● **EXERCISE OBJECTIVE**
Extract every record, exactly as written, and ignore the pictures.
BEGIN RECORD SET
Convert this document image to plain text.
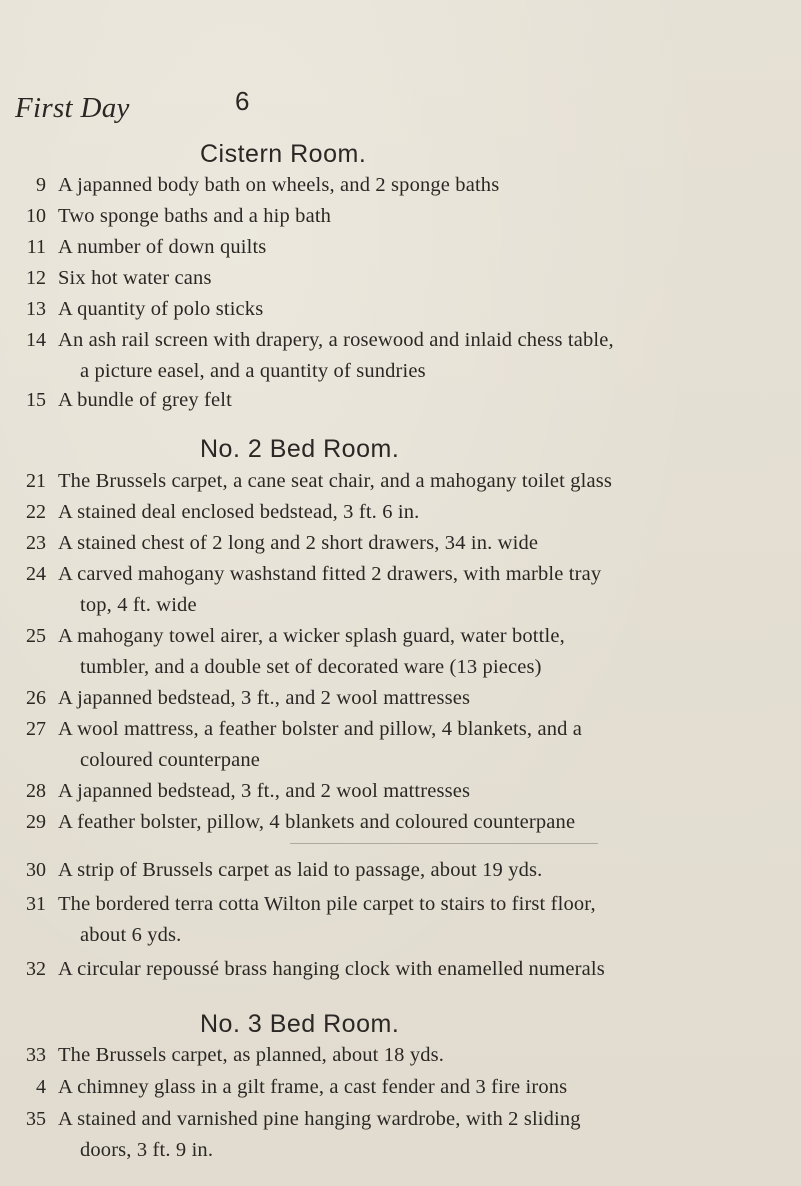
First Day	6
Cistern Room.
9 A japanned body bath on wheels, and 2 sponge baths
10 Two sponge baths and a hip bath
11 A number of down quilts
12 Six hot water cans
13 A quantity of polo sticks
14 An ash rail screen with drapery, a rosewood and inlaid chess table,
a picture easel, and a quantity of sundries
15 A bundle of grey felt
No. 2 Bed Room.
21 The Brussels carpet, a cane seat chair, and a mahogany toilet glass
22 A stained deal enclosed bedstead, 3 ft. 6 in.
23 A stained chest of 2 long and 2 short drawers, 34 in. wide
24 A carved mahogany washstand fitted 2 drawers, with marble tray
top, 4 ft. wide
25 A mahogany towel airer, a wicker splash guard, water bottle,
tumbler, and a double set of decorated ware (13 pieces)
26 A japanned bedstead, 3 ft., and 2 wool mattresses
27 A wool mattress, a feather bolster and pillow, 4 blankets, and a
coloured counterpane
28 A japanned bedstead, 3 ft., and 2 wool mattresses
29 A feather bolster, pillow, 4 blankets and coloured counterpane
30 A strip of Brussels carpet as laid to passage, about 19 yds.
31 The bordered terra cotta Wilton pile carpet to stairs to first floor,
about 6 yds.
32 A circular repoussé brass hanging clock with enamelled numerals
No. 3 Bed Room.
33 The Brussels carpet, as planned, about 18 yds.
4 A chimney glass in a gilt frame, a cast fender and 3 fire irons
35 A stained and varnished pine hanging wardrobe, with 2 sliding
doors, 3 ft. 9 in.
END RECORD SET
● **TASK SOLUTION**
Convert this document image to plain text.
First Day	6
Cistern Room.
9 A japanned body bath on wheels, and 2 sponge baths
10 Two sponge baths and a hip bath
11 A number of down quilts
12 Six hot water cans
13 A quantity of polo sticks
14 An ash rail screen with drapery, a rosewood and inlaid chess table,
a picture easel, and a quantity of sundries
15 A bundle of grey felt
No. 2 Bed Room.
21 The Brussels carpet, a cane seat chair, and a mahogany toilet glass
22 A stained deal enclosed bedstead, 3 ft. 6 in.
23 A stained chest of 2 long and 2 short drawers, 34 in. wide
24 A carved mahogany washstand fitted 2 drawers, with marble tray
top, 4 ft. wide
25 A mahogany towel airer, a wicker splash guard, water bottle,
tumbler, and a double set of decorated ware (13 pieces)
26 A japanned bedstead, 3 ft., and 2 wool mattresses
27 A wool mattress, a feather bolster and pillow, 4 blankets, and a
coloured counterpane
28 A japanned bedstead, 3 ft., and 2 wool mattresses
29 A feather bolster, pillow, 4 blankets and coloured counterpane
30 A strip of Brussels carpet as laid to passage, about 19 yds.
31 The bordered terra cotta Wilton pile carpet to stairs to first floor,
about 6 yds.
32 A circular repoussé brass hanging clock with enamelled numerals
No. 3 Bed Room.
33 The Brussels carpet, as planned, about 18 yds.
4 A chimney glass in a gilt frame, a cast fender and 3 fire irons
35 A stained and varnished pine hanging wardrobe, with 2 sliding
doors, 3 ft. 9 in.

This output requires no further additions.